**Task statement**
Output the data below in full, character for character.

**Provided records**
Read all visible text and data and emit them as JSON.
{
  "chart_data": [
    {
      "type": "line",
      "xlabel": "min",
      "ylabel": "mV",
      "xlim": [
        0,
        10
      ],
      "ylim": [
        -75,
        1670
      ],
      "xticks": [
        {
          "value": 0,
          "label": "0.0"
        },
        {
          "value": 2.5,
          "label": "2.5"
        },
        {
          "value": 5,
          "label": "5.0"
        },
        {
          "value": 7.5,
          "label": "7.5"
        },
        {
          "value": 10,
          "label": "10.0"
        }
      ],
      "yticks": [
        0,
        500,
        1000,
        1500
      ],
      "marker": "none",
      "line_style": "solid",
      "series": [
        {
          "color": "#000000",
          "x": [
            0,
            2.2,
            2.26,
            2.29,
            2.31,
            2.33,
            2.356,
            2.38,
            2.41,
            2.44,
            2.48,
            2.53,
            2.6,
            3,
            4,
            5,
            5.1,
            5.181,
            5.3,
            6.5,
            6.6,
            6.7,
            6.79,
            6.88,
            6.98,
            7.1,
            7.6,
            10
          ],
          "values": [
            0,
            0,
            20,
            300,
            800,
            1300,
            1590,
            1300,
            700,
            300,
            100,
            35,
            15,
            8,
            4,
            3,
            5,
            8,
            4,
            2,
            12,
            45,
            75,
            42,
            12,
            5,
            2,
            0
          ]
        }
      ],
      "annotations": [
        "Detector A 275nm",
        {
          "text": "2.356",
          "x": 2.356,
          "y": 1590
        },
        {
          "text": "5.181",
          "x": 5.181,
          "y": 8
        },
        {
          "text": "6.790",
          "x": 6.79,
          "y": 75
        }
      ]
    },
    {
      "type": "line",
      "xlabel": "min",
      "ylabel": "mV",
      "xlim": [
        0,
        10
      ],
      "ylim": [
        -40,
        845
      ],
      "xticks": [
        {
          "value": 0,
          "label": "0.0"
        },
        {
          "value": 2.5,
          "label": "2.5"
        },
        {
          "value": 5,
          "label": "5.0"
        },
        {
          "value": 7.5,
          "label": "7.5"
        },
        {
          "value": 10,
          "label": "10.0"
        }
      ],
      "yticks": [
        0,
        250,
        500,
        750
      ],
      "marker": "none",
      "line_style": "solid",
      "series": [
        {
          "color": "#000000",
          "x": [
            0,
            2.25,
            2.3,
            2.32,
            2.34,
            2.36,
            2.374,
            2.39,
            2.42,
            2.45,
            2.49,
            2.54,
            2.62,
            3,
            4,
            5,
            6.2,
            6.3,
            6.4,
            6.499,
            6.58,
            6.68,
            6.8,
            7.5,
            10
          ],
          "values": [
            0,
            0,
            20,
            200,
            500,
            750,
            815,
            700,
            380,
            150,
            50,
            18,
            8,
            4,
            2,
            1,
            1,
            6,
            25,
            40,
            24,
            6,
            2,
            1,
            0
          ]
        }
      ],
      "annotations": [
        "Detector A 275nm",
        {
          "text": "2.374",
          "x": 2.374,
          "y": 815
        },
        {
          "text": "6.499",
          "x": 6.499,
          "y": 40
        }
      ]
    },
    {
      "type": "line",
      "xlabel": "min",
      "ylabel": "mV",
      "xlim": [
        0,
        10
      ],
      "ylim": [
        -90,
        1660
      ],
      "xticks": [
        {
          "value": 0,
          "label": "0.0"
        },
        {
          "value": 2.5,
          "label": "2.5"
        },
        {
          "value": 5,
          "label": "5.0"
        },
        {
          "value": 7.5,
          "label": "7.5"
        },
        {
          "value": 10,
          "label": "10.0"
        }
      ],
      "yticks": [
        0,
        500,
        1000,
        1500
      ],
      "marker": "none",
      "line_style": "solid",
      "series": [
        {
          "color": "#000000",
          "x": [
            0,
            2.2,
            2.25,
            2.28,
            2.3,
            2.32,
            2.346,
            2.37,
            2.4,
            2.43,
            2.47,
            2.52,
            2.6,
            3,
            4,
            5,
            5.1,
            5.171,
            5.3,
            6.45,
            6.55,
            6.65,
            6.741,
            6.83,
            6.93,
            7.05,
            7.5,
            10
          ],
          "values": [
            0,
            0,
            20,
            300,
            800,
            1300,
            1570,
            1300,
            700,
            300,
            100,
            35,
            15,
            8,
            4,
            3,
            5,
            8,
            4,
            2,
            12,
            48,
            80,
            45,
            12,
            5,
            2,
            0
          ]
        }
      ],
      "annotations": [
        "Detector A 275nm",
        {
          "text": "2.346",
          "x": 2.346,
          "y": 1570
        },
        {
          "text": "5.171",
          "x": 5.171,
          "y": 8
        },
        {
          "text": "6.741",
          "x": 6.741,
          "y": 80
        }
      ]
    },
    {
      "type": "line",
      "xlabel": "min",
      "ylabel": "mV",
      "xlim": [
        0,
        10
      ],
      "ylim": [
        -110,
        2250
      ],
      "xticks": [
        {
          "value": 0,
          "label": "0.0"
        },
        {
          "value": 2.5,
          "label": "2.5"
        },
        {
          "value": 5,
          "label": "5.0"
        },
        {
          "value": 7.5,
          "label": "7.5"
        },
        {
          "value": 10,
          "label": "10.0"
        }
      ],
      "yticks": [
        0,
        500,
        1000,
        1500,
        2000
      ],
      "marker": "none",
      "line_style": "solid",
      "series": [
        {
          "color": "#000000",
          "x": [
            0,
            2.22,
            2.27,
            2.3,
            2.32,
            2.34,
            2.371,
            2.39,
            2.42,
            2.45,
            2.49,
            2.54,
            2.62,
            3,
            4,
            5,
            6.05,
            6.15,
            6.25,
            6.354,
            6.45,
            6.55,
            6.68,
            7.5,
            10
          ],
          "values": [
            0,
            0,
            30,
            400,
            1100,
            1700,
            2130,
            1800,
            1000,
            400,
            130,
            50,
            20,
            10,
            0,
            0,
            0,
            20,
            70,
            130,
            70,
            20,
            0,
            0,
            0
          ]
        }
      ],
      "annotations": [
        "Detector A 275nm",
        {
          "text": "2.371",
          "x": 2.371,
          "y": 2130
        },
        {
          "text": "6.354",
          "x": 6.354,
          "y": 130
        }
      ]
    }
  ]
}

**Solution**
Read all visible text and data and emit them as JSON.
{
  "chart_data": [
    {
      "type": "line",
      "xlabel": "min",
      "ylabel": "mV",
      "xlim": [
        0,
        10
      ],
      "ylim": [
        -75,
        1670
      ],
      "xticks": [
        {
          "value": 0,
          "label": "0.0"
        },
        {
          "value": 2.5,
          "label": "2.5"
        },
        {
          "value": 5,
          "label": "5.0"
        },
        {
          "value": 7.5,
          "label": "7.5"
        },
        {
          "value": 10,
          "label": "10.0"
        }
      ],
      "yticks": [
        0,
        500,
        1000,
        1500
      ],
      "marker": "none",
      "line_style": "solid",
      "series": [
        {
          "color": "#000000",
          "x": [
            0,
            2.2,
            2.26,
            2.29,
            2.31,
            2.33,
            2.356,
            2.38,
            2.41,
            2.44,
            2.48,
            2.53,
            2.6,
            3,
            4,
            5,
            5.1,
            5.181,
            5.3,
            6.5,
            6.6,
            6.7,
            6.79,
            6.88,
            6.98,
            7.1,
            7.6,
            10
          ],
          "values": [
            0,
            0,
            20,
            300,
            800,
            1300,
            1590,
            1300,
            700,
            300,
            100,
            35,
            15,
            8,
            4,
            3,
            5,
            8,
            4,
            2,
            12,
            45,
            75,
            42,
            12,
            5,
            2,
            0
          ]
        }
      ],
      "annotations": [
        "Detector A 275nm",
        {
          "text": "2.356",
          "x": 2.356,
          "y": 1590
        },
        {
          "text": "5.181",
          "x": 5.181,
          "y": 8
        },
        {
          "text": "6.790",
          "x": 6.79,
          "y": 75
        }
      ]
    },
    {
      "type": "line",
      "xlabel": "min",
      "ylabel": "mV",
      "xlim": [
        0,
        10
      ],
      "ylim": [
        -40,
        845
      ],
      "xticks": [
        {
          "value": 0,
          "label": "0.0"
        },
        {
          "value": 2.5,
          "label": "2.5"
        },
        {
          "value": 5,
          "label": "5.0"
        },
        {
          "value": 7.5,
          "label": "7.5"
        },
        {
          "value": 10,
          "label": "10.0"
        }
      ],
      "yticks": [
        0,
        250,
        500,
        750
      ],
      "marker": "none",
      "line_style": "solid",
      "series": [
        {
          "color": "#000000",
          "x": [
            0,
            2.25,
            2.3,
            2.32,
            2.34,
            2.36,
            2.374,
            2.39,
            2.42,
            2.45,
            2.49,
            2.54,
            2.62,
            3,
            4,
            5,
            6.2,
            6.3,
            6.4,
            6.499,
            6.58,
            6.68,
            6.8,
            7.5,
            10
          ],
          "values": [
            0,
            0,
            20,
            200,
            500,
            750,
            815,
            700,
            380,
            150,
            50,
            18,
            8,
            4,
            2,
            1,
            1,
            6,
            25,
            40,
            24,
            6,
            2,
            1,
            0
          ]
        }
      ],
      "annotations": [
        "Detector A 275nm",
        {
          "text": "2.374",
          "x": 2.374,
          "y": 815
        },
        {
          "text": "6.499",
          "x": 6.499,
          "y": 40
        }
      ]
    },
    {
      "type": "line",
      "xlabel": "min",
      "ylabel": "mV",
      "xlim": [
        0,
        10
      ],
      "ylim": [
        -90,
        1660
      ],
      "xticks": [
        {
          "value": 0,
          "label": "0.0"
        },
        {
          "value": 2.5,
          "label": "2.5"
        },
        {
          "value": 5,
          "label": "5.0"
        },
        {
          "value": 7.5,
          "label": "7.5"
        },
        {
          "value": 10,
          "label": "10.0"
        }
      ],
      "yticks": [
        0,
        500,
        1000,
        1500
      ],
      "marker": "none",
      "line_style": "solid",
      "series": [
        {
          "color": "#000000",
          "x": [
            0,
            2.2,
            2.25,
            2.28,
            2.3,
            2.32,
            2.346,
            2.37,
            2.4,
            2.43,
            2.47,
            2.52,
            2.6,
            3,
            4,
            5,
            5.1,
            5.171,
            5.3,
            6.45,
            6.55,
            6.65,
            6.741,
            6.83,
            6.93,
            7.05,
            7.5,
            10
          ],
          "values": [
            0,
            0,
            20,
            300,
            800,
            1300,
            1570,
            1300,
            700,
            300,
            100,
            35,
            15,
            8,
            4,
            3,
            5,
            8,
            4,
            2,
            12,
            48,
            80,
            45,
            12,
            5,
            2,
            0
          ]
        }
      ],
      "annotations": [
        "Detector A 275nm",
        {
          "text": "2.346",
          "x": 2.346,
          "y": 1570
        },
        {
          "text": "5.171",
          "x": 5.171,
          "y": 8
        },
        {
          "text": "6.741",
          "x": 6.741,
          "y": 80
        }
      ]
    },
    {
      "type": "line",
      "xlabel": "min",
      "ylabel": "mV",
      "xlim": [
        0,
        10
      ],
      "ylim": [
        -110,
        2250
      ],
      "xticks": [
        {
          "value": 0,
          "label": "0.0"
        },
        {
          "value": 2.5,
          "label": "2.5"
        },
        {
          "value": 5,
          "label": "5.0"
        },
        {
          "value": 7.5,
          "label": "7.5"
        },
        {
          "value": 10,
          "label": "10.0"
        }
      ],
      "yticks": [
        0,
        500,
        1000,
        1500,
        2000
      ],
      "marker": "none",
      "line_style": "solid",
      "series": [
        {
          "color": "#000000",
          "x": [
            0,
            2.22,
            2.27,
            2.3,
            2.32,
            2.34,
            2.371,
            2.39,
            2.42,
            2.45,
            2.49,
            2.54,
            2.62,
            3,
            4,
            5,
            6.05,
            6.15,
            6.25,
            6.354,
            6.45,
            6.55,
            6.68,
            7.5,
            10
          ],
          "values": [
            0,
            0,
            30,
            400,
            1100,
            1700,
            2130,
            1800,
            1000,
            400,
            130,
            50,
            20,
            10,
            0,
            0,
            0,
            20,
            70,
            130,
            70,
            20,
            0,
            0,
            0
          ]
        }
      ],
      "annotations": [
        "Detector A 275nm",
        {
          "text": "2.371",
          "x": 2.371,
          "y": 2130
        },
        {
          "text": "6.354",
          "x": 6.354,
          "y": 130
        }
      ]
    }
  ]
}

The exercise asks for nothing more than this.